▶ JOB:
Your task is to copy the listing exactly, with the pictures left out.

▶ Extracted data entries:
++++
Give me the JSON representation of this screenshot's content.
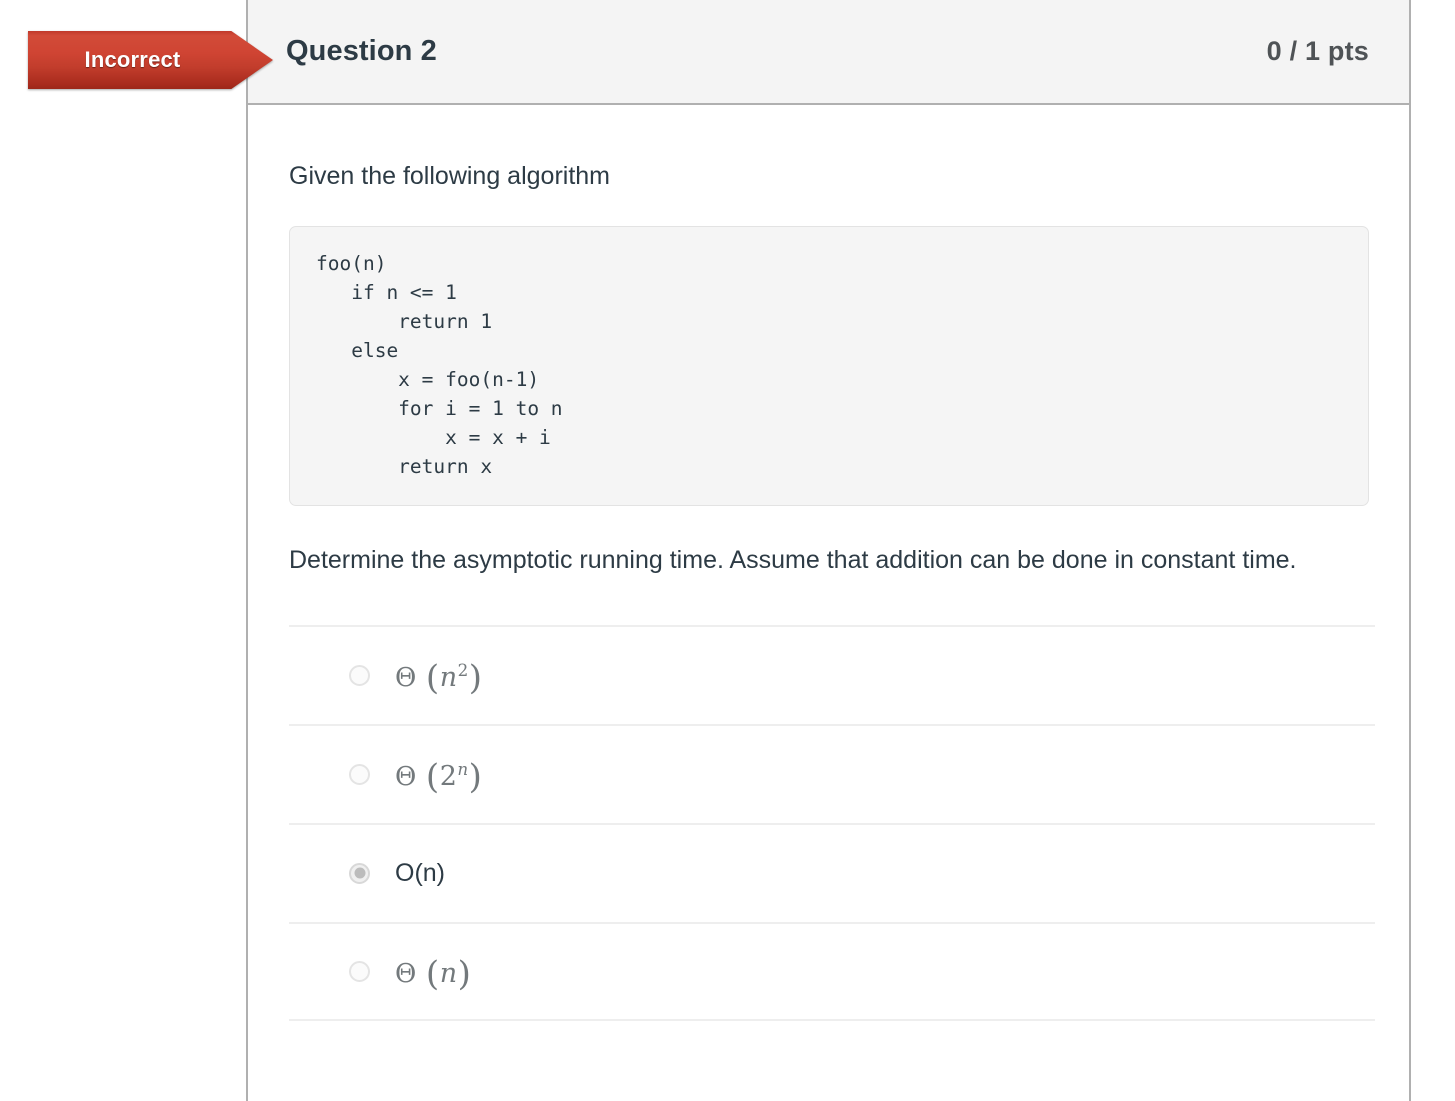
{
  "status_banner": {
    "label": "Incorrect",
    "color": "#c0392b"
  },
  "header": {
    "title": "Question 2",
    "points": "0 / 1 pts"
  },
  "body": {
    "prompt": "Given the following algorithm",
    "code": "foo(n)\n   if n <= 1\n       return 1\n   else\n       x = foo(n-1)\n       for i = 1 to n\n           x = x + i\n       return x",
    "instruction": " Determine the asymptotic running time.  Assume that addition can be done in constant time."
  },
  "answers": [
    {
      "text": "Θ (n²)",
      "render": "math",
      "theta": "Θ",
      "open_paren": "(",
      "base": "n",
      "exponent": "2",
      "exponent_italic": false,
      "close_paren": ")",
      "selected": false
    },
    {
      "text": "Θ (2ⁿ)",
      "render": "math",
      "theta": "Θ",
      "open_paren": "(",
      "base": "2",
      "exponent": "n",
      "exponent_italic": true,
      "close_paren": ")",
      "selected": false
    },
    {
      "text": "O(n)",
      "render": "plain",
      "selected": true
    },
    {
      "text": "Θ (n)",
      "render": "math",
      "theta": "Θ",
      "open_paren": "(",
      "base": "n",
      "exponent": "",
      "exponent_italic": false,
      "close_paren": ")",
      "selected": false
    }
  ]
}
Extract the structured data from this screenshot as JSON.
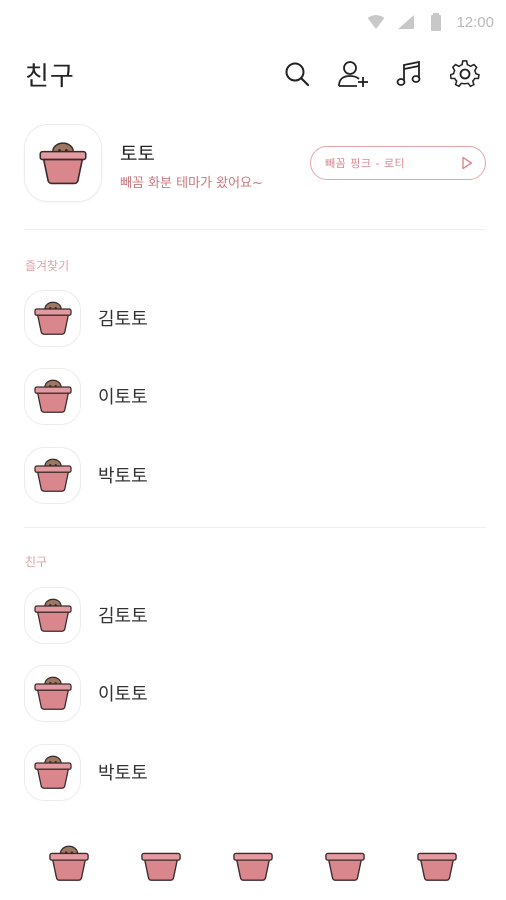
{
  "status_bar": {
    "time": "12:00"
  },
  "header": {
    "title": "친구"
  },
  "profile": {
    "name": "토토",
    "status_message": "빼꼼 화분 테마가 왔어요~",
    "music": "빼꼼 핑크 - 로티"
  },
  "sections": {
    "favorites_label": "즐겨찾기",
    "friends_label": "친구"
  },
  "favorites": [
    {
      "name": "김토토"
    },
    {
      "name": "이토토"
    },
    {
      "name": "박토토"
    }
  ],
  "friends": [
    {
      "name": "김토토"
    },
    {
      "name": "이토토"
    },
    {
      "name": "박토토"
    }
  ],
  "colors": {
    "accent": "#d98a90",
    "pot": "#d9858c",
    "pot_rim": "#e79aa0",
    "head": "#9a7560"
  },
  "bottom_nav": {
    "tabs": [
      "friends-tab",
      "chats-tab",
      "view-tab",
      "shopping-tab",
      "more-tab"
    ]
  }
}
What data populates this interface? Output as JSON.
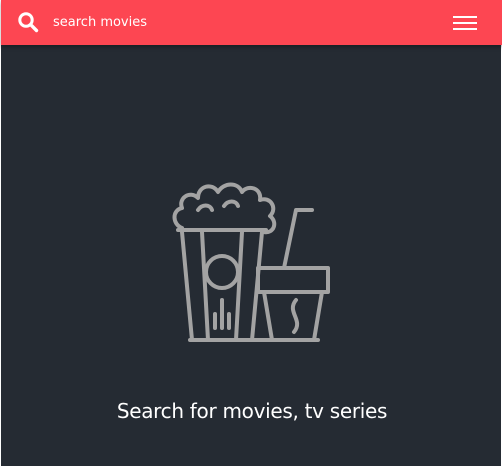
{
  "header": {
    "search_placeholder": "search movies",
    "search_icon": "search-icon",
    "menu_icon": "hamburger-menu-icon"
  },
  "main": {
    "illustration_icon": "popcorn-and-drink-icon",
    "empty_message": "Search for movies, tv series"
  },
  "colors": {
    "header_background": "#fd4652",
    "page_background": "#252b33",
    "illustration_stroke": "#a3a3a3",
    "text": "#ffffff"
  }
}
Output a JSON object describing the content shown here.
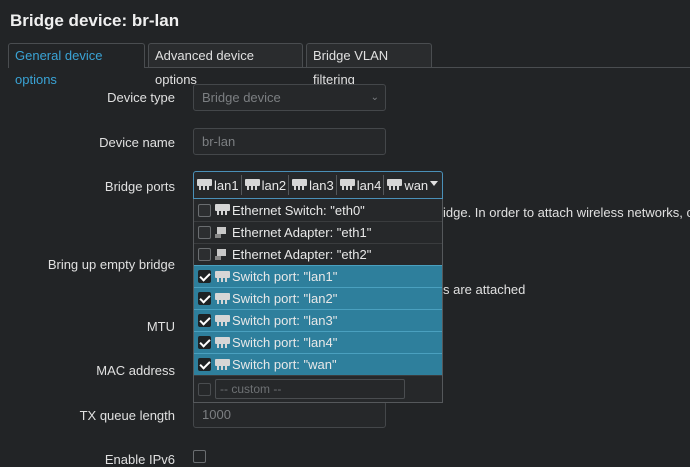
{
  "page": {
    "title": "Bridge device: br-lan"
  },
  "tabs": [
    {
      "label": "General device options"
    },
    {
      "label": "Advanced device options"
    },
    {
      "label": "Bridge VLAN filtering"
    }
  ],
  "form": {
    "device_type": {
      "label": "Device type",
      "value": "Bridge device"
    },
    "device_name": {
      "label": "Device name",
      "value": "br-lan"
    },
    "bridge_ports": {
      "label": "Bridge ports",
      "chips": [
        "lan1",
        "lan2",
        "lan3",
        "lan4",
        "wan"
      ]
    },
    "bring_up": {
      "label": "Bring up empty bridge"
    },
    "mtu": {
      "label": "MTU"
    },
    "mac": {
      "label": "MAC address"
    },
    "txqueue": {
      "label": "TX queue length",
      "placeholder": "1000"
    },
    "ipv6": {
      "label": "Enable IPv6"
    }
  },
  "dropdown": {
    "options": [
      {
        "label": "Ethernet Switch: \"eth0\"",
        "checked": false,
        "icon": "switch-port-icon"
      },
      {
        "label": "Ethernet Adapter: \"eth1\"",
        "checked": false,
        "icon": "ethernet-adapter-icon"
      },
      {
        "label": "Ethernet Adapter: \"eth2\"",
        "checked": false,
        "icon": "ethernet-adapter-icon"
      },
      {
        "label": "Switch port: \"lan1\"",
        "checked": true,
        "icon": "switch-port-icon"
      },
      {
        "label": "Switch port: \"lan2\"",
        "checked": true,
        "icon": "switch-port-icon"
      },
      {
        "label": "Switch port: \"lan3\"",
        "checked": true,
        "icon": "switch-port-icon"
      },
      {
        "label": "Switch port: \"lan4\"",
        "checked": true,
        "icon": "switch-port-icon"
      },
      {
        "label": "Switch port: \"wan\"",
        "checked": true,
        "icon": "switch-port-icon"
      }
    ],
    "custom_placeholder": "-- custom --"
  },
  "obscured": {
    "ports_help": "idge. In order to attach wireless networks, cho",
    "bring_up_help": "s are attached"
  },
  "colors": {
    "accent": "#3aa3d5",
    "selected_row": "#2e7f9c",
    "background": "#222426"
  }
}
++++
▶ SOLUTION FOR THIS TASK:
Give me the JSON representation of this screenshot's content.
{
  "status_banner": {
    "label": "Incorrect",
    "color": "#c0392b"
  },
  "header": {
    "title": "Question 2",
    "points": "0 / 1 pts"
  },
  "body": {
    "prompt": "Given the following algorithm",
    "code": "foo(n)\n   if n <= 1\n       return 1\n   else\n       x = foo(n-1)\n       for i = 1 to n\n           x = x + i\n       return x",
    "instruction": " Determine the asymptotic running time.  Assume that addition can be done in constant time."
  },
  "answers": [
    {
      "text": "Θ (n²)",
      "render": "math",
      "theta": "Θ",
      "open_paren": "(",
      "base": "n",
      "exponent": "2",
      "exponent_italic": false,
      "close_paren": ")",
      "selected": false
    },
    {
      "text": "Θ (2ⁿ)",
      "render": "math",
      "theta": "Θ",
      "open_paren": "(",
      "base": "2",
      "exponent": "n",
      "exponent_italic": true,
      "close_paren": ")",
      "selected": false
    },
    {
      "text": "O(n)",
      "render": "plain",
      "selected": true
    },
    {
      "text": "Θ (n)",
      "render": "math",
      "theta": "Θ",
      "open_paren": "(",
      "base": "n",
      "exponent": "",
      "exponent_italic": false,
      "close_paren": ")",
      "selected": false
    }
  ]
}
Extract the structured data from this screenshot as JSON.
{
  "status_bar": {
    "time": "12:00"
  },
  "header": {
    "title": "친구"
  },
  "profile": {
    "name": "토토",
    "status_message": "빼꼼 화분 테마가 왔어요~",
    "music": "빼꼼 핑크 - 로티"
  },
  "sections": {
    "favorites_label": "즐겨찾기",
    "friends_label": "친구"
  },
  "favorites": [
    {
      "name": "김토토"
    },
    {
      "name": "이토토"
    },
    {
      "name": "박토토"
    }
  ],
  "friends": [
    {
      "name": "김토토"
    },
    {
      "name": "이토토"
    },
    {
      "name": "박토토"
    }
  ],
  "colors": {
    "accent": "#d98a90",
    "pot": "#d9858c",
    "pot_rim": "#e79aa0",
    "head": "#9a7560"
  },
  "bottom_nav": {
    "tabs": [
      "friends-tab",
      "chats-tab",
      "view-tab",
      "shopping-tab",
      "more-tab"
    ]
  }
}
What data populates this interface? Output as JSON.
{
  "header": {
    "search_placeholder": "search movies",
    "search_icon": "search-icon",
    "menu_icon": "hamburger-menu-icon"
  },
  "main": {
    "illustration_icon": "popcorn-and-drink-icon",
    "empty_message": "Search for movies, tv series"
  },
  "colors": {
    "header_background": "#fd4652",
    "page_background": "#252b33",
    "illustration_stroke": "#a3a3a3",
    "text": "#ffffff"
  }
}
Output a JSON object describing the content shown here.
{
  "page": {
    "title": "Bridge device: br-lan"
  },
  "tabs": [
    {
      "label": "General device options"
    },
    {
      "label": "Advanced device options"
    },
    {
      "label": "Bridge VLAN filtering"
    }
  ],
  "form": {
    "device_type": {
      "label": "Device type",
      "value": "Bridge device"
    },
    "device_name": {
      "label": "Device name",
      "value": "br-lan"
    },
    "bridge_ports": {
      "label": "Bridge ports",
      "chips": [
        "lan1",
        "lan2",
        "lan3",
        "lan4",
        "wan"
      ]
    },
    "bring_up": {
      "label": "Bring up empty bridge"
    },
    "mtu": {
      "label": "MTU"
    },
    "mac": {
      "label": "MAC address"
    },
    "txqueue": {
      "label": "TX queue length",
      "placeholder": "1000"
    },
    "ipv6": {
      "label": "Enable IPv6"
    }
  },
  "dropdown": {
    "options": [
      {
        "label": "Ethernet Switch: \"eth0\"",
        "checked": false,
        "icon": "switch-port-icon"
      },
      {
        "label": "Ethernet Adapter: \"eth1\"",
        "checked": false,
        "icon": "ethernet-adapter-icon"
      },
      {
        "label": "Ethernet Adapter: \"eth2\"",
        "checked": false,
        "icon": "ethernet-adapter-icon"
      },
      {
        "label": "Switch port: \"lan1\"",
        "checked": true,
        "icon": "switch-port-icon"
      },
      {
        "label": "Switch port: \"lan2\"",
        "checked": true,
        "icon": "switch-port-icon"
      },
      {
        "label": "Switch port: \"lan3\"",
        "checked": true,
        "icon": "switch-port-icon"
      },
      {
        "label": "Switch port: \"lan4\"",
        "checked": true,
        "icon": "switch-port-icon"
      },
      {
        "label": "Switch port: \"wan\"",
        "checked": true,
        "icon": "switch-port-icon"
      }
    ],
    "custom_placeholder": "-- custom --"
  },
  "obscured": {
    "ports_help": "idge. In order to attach wireless networks, cho",
    "bring_up_help": "s are attached"
  },
  "colors": {
    "accent": "#3aa3d5",
    "selected_row": "#2e7f9c",
    "background": "#222426"
  }
}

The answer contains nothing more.